Extracted data entries
################

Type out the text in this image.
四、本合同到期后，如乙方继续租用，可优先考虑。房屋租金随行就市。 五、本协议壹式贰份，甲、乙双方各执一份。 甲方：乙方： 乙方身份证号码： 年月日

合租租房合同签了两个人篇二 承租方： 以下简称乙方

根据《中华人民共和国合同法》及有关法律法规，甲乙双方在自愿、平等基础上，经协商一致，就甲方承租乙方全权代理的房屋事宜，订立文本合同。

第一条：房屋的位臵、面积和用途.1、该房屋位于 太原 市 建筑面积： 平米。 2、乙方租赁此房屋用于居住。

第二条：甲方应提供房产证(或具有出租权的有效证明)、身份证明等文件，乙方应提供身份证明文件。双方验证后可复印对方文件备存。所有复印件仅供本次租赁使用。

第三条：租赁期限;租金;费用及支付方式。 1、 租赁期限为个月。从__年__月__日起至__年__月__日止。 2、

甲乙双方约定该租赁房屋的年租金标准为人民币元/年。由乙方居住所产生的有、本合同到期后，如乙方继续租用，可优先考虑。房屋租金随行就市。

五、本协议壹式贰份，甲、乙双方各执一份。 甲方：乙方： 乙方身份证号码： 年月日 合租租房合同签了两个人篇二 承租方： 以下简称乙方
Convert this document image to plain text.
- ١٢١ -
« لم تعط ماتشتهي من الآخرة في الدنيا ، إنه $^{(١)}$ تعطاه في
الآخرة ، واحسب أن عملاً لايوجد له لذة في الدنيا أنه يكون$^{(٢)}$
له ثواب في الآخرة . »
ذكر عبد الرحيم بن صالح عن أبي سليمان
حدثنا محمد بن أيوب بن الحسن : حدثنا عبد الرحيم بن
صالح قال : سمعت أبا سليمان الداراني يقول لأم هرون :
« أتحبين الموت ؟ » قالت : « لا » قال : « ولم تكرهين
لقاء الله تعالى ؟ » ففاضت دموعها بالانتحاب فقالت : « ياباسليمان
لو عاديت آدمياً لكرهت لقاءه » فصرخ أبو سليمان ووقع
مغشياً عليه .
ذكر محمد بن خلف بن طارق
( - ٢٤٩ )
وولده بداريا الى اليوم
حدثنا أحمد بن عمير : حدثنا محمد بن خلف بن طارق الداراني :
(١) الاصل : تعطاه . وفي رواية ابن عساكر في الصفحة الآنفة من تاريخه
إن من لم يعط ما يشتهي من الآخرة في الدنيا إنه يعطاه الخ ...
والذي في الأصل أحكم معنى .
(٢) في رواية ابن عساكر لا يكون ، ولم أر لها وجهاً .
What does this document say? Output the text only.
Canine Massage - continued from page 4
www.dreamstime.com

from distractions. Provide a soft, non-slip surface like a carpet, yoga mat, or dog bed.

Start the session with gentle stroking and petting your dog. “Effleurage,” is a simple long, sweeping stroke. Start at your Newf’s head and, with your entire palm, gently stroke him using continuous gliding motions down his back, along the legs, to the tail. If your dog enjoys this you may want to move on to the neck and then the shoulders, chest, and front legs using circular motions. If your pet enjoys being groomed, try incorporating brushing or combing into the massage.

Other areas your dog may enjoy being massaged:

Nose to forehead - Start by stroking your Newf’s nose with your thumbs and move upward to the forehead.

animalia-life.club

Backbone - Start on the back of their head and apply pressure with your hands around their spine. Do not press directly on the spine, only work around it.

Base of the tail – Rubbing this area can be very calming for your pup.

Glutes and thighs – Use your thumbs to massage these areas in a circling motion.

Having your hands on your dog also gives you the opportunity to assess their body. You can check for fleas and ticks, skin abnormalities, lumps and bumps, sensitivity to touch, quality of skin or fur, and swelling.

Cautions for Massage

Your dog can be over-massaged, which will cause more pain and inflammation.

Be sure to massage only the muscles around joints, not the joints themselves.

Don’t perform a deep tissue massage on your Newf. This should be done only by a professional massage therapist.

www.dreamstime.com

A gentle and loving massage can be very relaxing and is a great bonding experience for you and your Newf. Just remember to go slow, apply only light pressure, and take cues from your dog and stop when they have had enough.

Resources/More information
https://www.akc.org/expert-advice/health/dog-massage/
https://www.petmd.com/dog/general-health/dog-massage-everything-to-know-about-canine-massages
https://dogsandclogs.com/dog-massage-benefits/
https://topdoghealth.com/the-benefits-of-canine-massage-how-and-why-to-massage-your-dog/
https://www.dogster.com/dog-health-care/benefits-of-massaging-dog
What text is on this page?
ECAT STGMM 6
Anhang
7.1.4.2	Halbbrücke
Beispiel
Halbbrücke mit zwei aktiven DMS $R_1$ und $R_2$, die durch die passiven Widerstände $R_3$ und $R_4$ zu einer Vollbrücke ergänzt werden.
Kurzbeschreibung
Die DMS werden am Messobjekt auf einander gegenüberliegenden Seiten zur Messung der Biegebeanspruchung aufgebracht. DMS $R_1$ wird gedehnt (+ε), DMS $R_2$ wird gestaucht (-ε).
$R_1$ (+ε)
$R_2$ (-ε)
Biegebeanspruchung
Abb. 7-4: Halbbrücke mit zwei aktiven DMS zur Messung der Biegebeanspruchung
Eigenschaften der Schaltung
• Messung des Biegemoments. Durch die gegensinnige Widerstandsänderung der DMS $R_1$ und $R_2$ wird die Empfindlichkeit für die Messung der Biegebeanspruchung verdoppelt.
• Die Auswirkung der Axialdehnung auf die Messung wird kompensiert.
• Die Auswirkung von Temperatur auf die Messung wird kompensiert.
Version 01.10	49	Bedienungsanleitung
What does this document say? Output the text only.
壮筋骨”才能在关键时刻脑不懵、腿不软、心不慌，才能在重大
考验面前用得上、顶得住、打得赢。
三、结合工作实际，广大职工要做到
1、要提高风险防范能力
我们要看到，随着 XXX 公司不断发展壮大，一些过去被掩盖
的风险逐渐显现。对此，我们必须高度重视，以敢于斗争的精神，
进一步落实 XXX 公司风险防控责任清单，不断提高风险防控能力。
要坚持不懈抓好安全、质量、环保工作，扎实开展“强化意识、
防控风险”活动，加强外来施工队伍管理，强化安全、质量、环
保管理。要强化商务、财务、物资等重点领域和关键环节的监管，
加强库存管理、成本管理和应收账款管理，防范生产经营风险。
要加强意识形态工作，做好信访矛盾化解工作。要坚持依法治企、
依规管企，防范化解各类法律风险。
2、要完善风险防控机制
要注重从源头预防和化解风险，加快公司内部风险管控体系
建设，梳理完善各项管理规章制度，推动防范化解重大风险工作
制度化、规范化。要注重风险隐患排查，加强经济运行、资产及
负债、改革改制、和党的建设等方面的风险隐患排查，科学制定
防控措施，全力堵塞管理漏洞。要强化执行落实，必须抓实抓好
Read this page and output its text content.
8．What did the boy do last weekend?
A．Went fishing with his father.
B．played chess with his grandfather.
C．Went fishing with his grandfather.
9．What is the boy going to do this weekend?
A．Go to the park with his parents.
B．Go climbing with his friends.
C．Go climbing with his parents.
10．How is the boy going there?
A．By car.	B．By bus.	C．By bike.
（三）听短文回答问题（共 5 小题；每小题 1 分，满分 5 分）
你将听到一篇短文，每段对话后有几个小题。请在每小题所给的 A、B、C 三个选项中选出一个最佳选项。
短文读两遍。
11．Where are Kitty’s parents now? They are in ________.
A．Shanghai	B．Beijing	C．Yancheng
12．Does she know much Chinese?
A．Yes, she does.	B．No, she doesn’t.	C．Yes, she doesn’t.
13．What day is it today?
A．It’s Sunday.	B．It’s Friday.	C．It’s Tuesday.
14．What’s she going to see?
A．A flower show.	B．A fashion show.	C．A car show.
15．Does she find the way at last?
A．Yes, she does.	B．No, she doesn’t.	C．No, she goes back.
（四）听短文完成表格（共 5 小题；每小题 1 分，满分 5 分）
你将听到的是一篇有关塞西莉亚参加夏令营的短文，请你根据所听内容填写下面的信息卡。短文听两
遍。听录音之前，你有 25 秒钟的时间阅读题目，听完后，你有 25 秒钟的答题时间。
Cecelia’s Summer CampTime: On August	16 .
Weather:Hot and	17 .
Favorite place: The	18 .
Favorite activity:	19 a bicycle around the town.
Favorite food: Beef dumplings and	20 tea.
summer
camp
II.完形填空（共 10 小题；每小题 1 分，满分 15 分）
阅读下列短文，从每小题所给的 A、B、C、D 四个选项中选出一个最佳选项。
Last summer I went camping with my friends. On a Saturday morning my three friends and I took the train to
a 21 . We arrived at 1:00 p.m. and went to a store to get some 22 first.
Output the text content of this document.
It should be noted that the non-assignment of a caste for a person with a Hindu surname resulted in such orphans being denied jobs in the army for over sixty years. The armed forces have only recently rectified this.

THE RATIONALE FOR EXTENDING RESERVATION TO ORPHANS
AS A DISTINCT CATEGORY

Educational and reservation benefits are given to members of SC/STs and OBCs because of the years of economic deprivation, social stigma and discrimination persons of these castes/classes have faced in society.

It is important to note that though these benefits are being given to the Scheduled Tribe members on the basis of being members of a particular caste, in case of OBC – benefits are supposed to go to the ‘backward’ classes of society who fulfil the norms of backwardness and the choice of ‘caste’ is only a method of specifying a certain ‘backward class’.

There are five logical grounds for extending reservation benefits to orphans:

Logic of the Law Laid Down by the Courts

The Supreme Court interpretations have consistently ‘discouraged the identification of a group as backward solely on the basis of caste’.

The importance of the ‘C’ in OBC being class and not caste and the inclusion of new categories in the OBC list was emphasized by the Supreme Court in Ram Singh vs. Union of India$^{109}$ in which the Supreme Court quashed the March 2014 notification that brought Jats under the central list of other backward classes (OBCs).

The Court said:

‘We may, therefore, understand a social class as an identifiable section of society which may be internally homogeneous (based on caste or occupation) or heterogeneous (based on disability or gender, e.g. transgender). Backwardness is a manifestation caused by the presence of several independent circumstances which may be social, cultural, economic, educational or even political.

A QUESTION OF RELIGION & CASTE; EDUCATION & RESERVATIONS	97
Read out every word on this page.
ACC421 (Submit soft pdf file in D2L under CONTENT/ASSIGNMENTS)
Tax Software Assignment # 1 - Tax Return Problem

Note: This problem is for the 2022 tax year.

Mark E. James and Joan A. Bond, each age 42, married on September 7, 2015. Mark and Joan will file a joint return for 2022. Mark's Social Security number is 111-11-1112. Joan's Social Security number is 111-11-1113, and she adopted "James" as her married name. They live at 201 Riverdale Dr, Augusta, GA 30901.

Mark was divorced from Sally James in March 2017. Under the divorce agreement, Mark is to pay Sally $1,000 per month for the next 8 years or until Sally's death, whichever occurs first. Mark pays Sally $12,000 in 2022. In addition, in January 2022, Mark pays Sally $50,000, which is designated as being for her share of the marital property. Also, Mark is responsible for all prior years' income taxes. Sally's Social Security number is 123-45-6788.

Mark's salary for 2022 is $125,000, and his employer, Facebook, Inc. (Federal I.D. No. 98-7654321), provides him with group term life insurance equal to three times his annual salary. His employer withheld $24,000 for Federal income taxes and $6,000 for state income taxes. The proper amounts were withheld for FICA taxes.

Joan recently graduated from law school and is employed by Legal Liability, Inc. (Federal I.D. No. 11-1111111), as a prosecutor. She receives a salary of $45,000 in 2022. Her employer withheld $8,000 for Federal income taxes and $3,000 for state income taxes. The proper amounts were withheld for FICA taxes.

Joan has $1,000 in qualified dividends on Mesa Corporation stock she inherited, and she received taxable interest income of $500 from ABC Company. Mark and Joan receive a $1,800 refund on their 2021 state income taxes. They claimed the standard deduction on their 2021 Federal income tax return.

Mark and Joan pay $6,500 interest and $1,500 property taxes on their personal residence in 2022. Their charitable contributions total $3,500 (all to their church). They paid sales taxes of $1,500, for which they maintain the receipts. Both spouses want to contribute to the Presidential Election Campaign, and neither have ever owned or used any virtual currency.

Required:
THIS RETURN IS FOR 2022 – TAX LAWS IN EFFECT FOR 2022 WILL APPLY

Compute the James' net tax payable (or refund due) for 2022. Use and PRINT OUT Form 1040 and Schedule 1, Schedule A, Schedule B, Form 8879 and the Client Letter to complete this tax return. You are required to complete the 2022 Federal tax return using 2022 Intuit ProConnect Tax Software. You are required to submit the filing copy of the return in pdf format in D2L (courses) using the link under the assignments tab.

################

- [TASK DIRECTIONS]
Using the records given above, list every line that includes the word "climbing".

- [TASK SOLUTION]
B．Go climbing with his friends.
C．Go climbing with his parents.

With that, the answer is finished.